--- RECORDS ---

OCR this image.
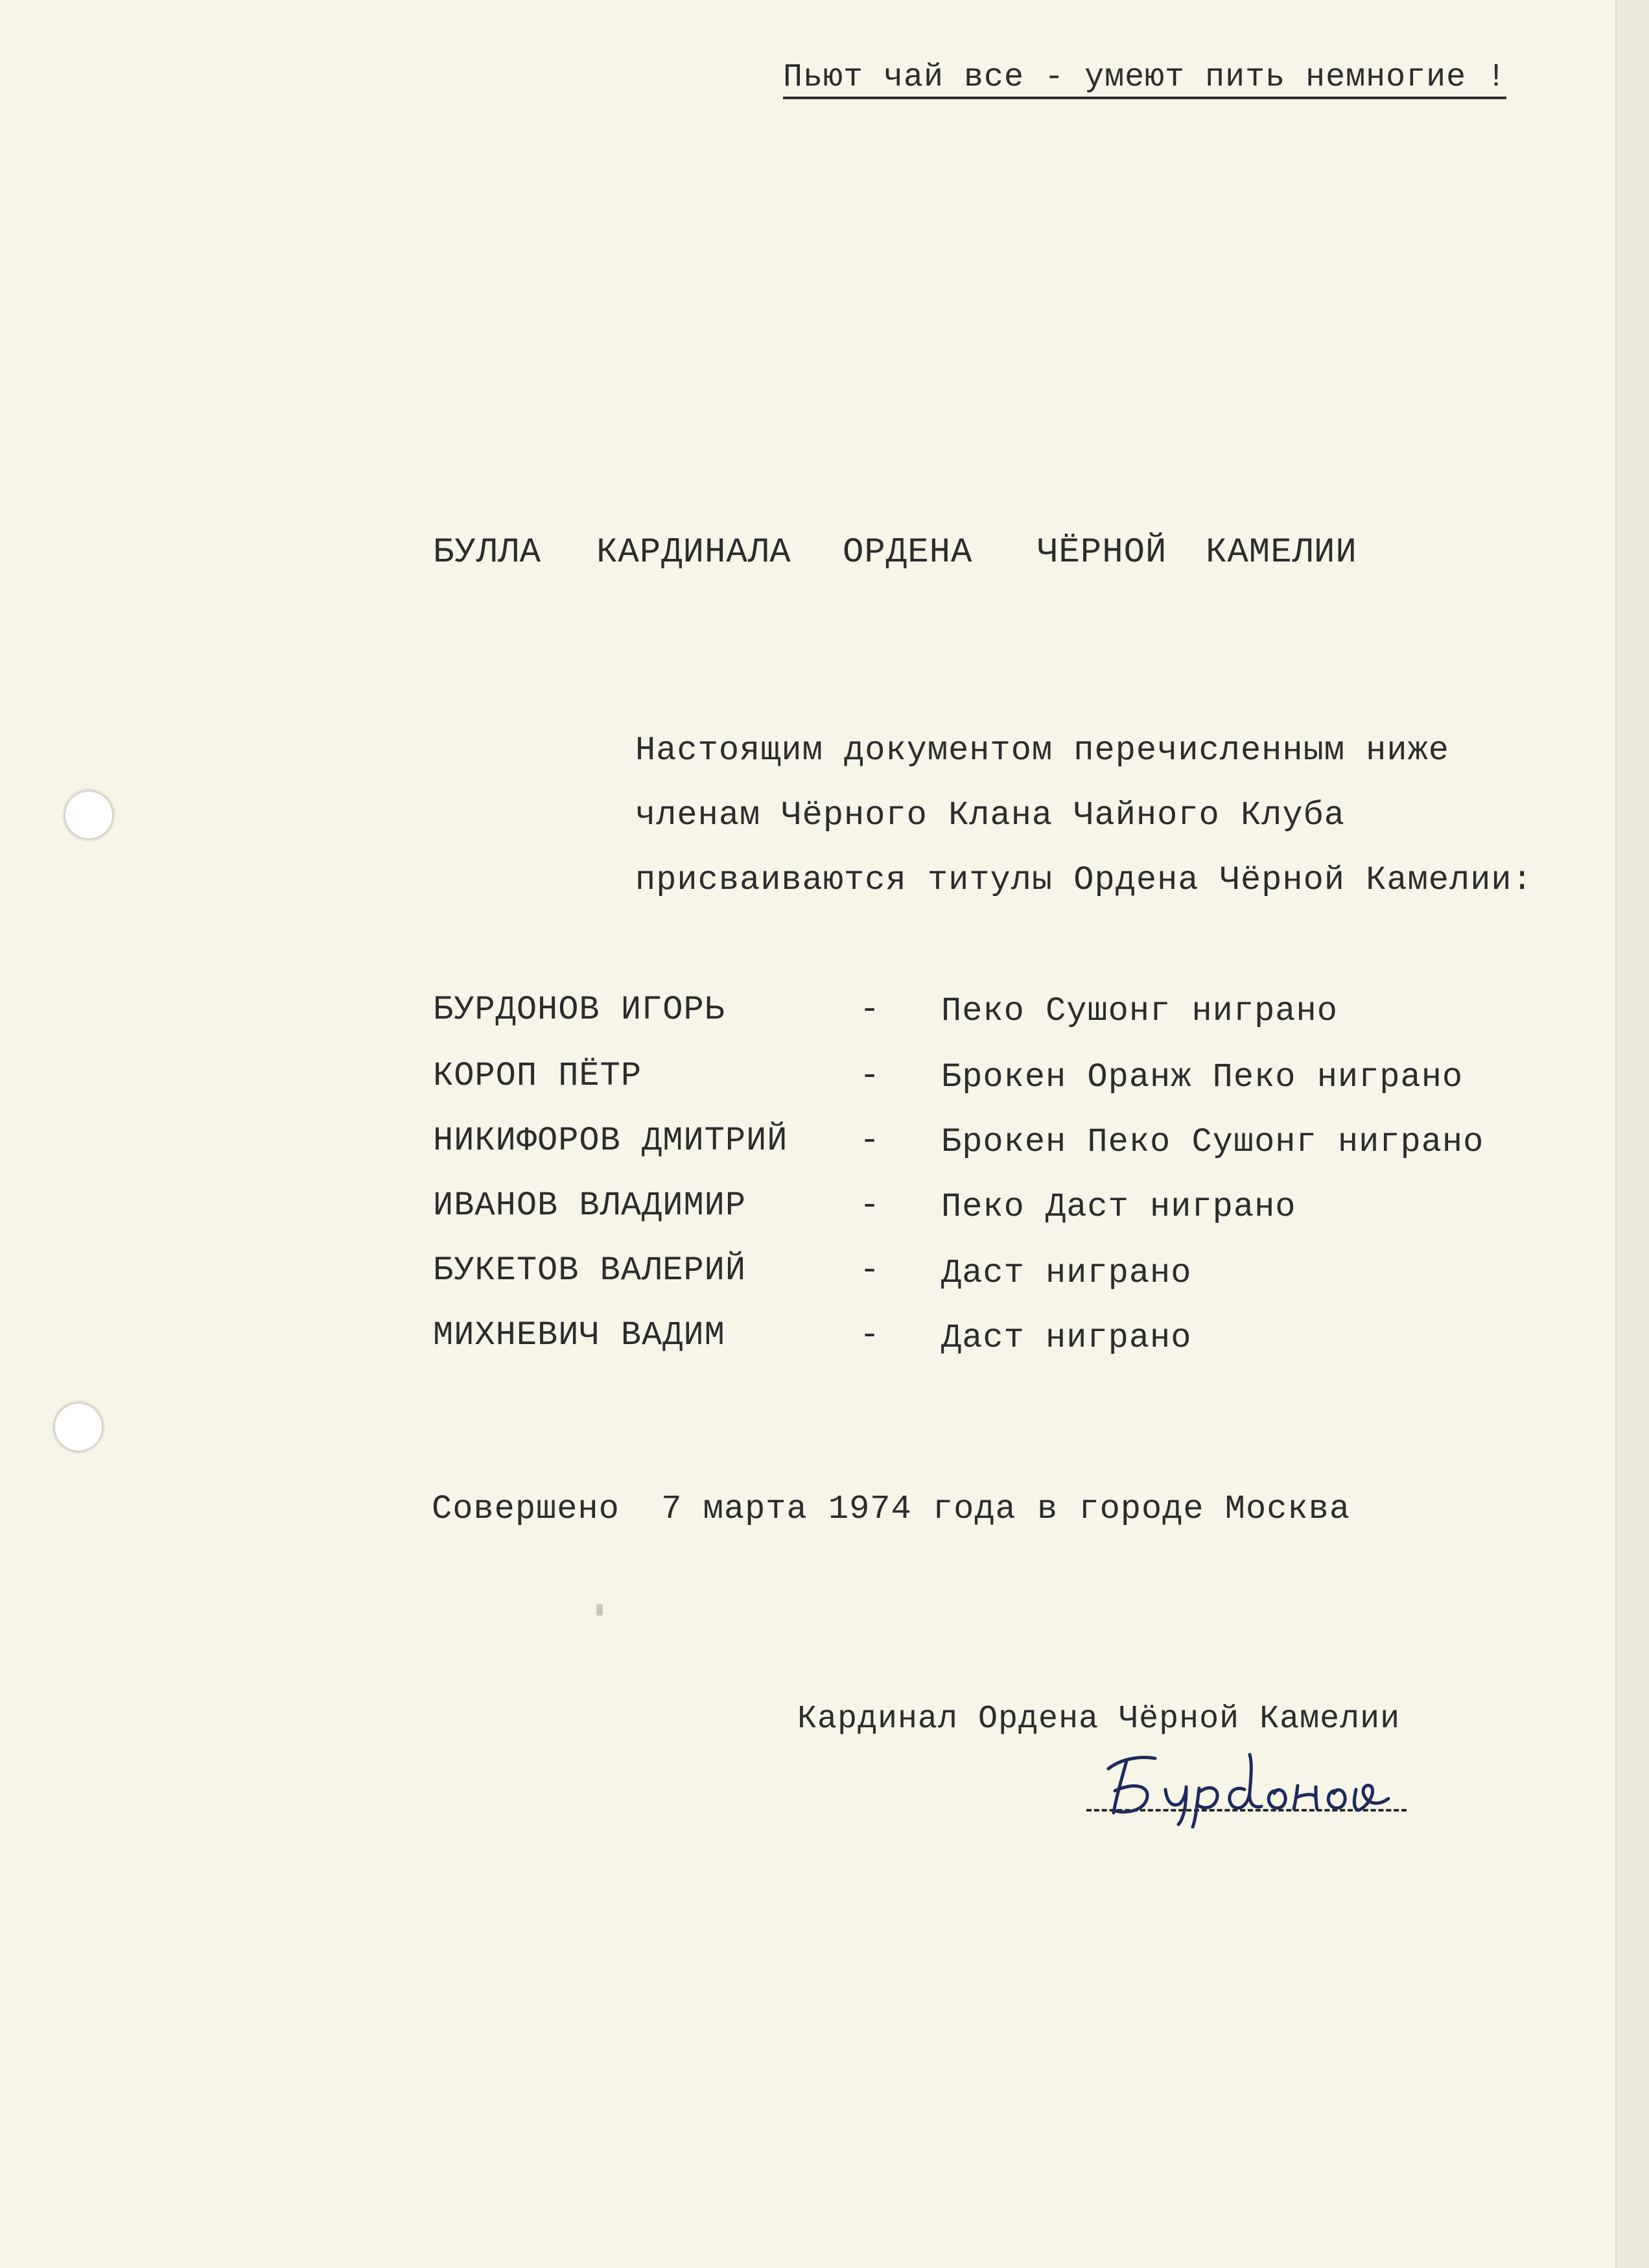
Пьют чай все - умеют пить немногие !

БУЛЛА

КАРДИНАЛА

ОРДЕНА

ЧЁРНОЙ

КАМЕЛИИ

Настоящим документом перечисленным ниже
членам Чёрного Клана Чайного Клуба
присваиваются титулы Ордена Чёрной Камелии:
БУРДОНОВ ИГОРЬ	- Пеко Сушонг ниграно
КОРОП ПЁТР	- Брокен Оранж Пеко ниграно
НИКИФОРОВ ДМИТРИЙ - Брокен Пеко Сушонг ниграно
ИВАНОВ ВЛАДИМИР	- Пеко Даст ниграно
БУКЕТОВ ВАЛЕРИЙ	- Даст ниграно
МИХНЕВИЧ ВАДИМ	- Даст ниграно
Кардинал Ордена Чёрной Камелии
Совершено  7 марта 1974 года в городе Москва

---

Pictures in the records above should not be copied. Repeat everything else exactly.

▶ _SOLUTION BELOW_:
OCR this image.
Пьют чай все - умеют пить немногие !

БУЛЛА

КАРДИНАЛА

ОРДЕНА

ЧЁРНОЙ

КАМЕЛИИ

Настоящим документом перечисленным ниже
членам Чёрного Клана Чайного Клуба
присваиваются титулы Ордена Чёрной Камелии:
БУРДОНОВ ИГОРЬ	- Пеко Сушонг ниграно
КОРОП ПЁТР	- Брокен Оранж Пеко ниграно
НИКИФОРОВ ДМИТРИЙ - Брокен Пеко Сушонг ниграно
ИВАНОВ ВЛАДИМИР	- Пеко Даст ниграно
БУКЕТОВ ВАЛЕРИЙ	- Даст ниграно
МИХНЕВИЧ ВАДИМ	- Даст ниграно
Кардинал Ордена Чёрной Камелии
Совершено  7 марта 1974 года в городе Москва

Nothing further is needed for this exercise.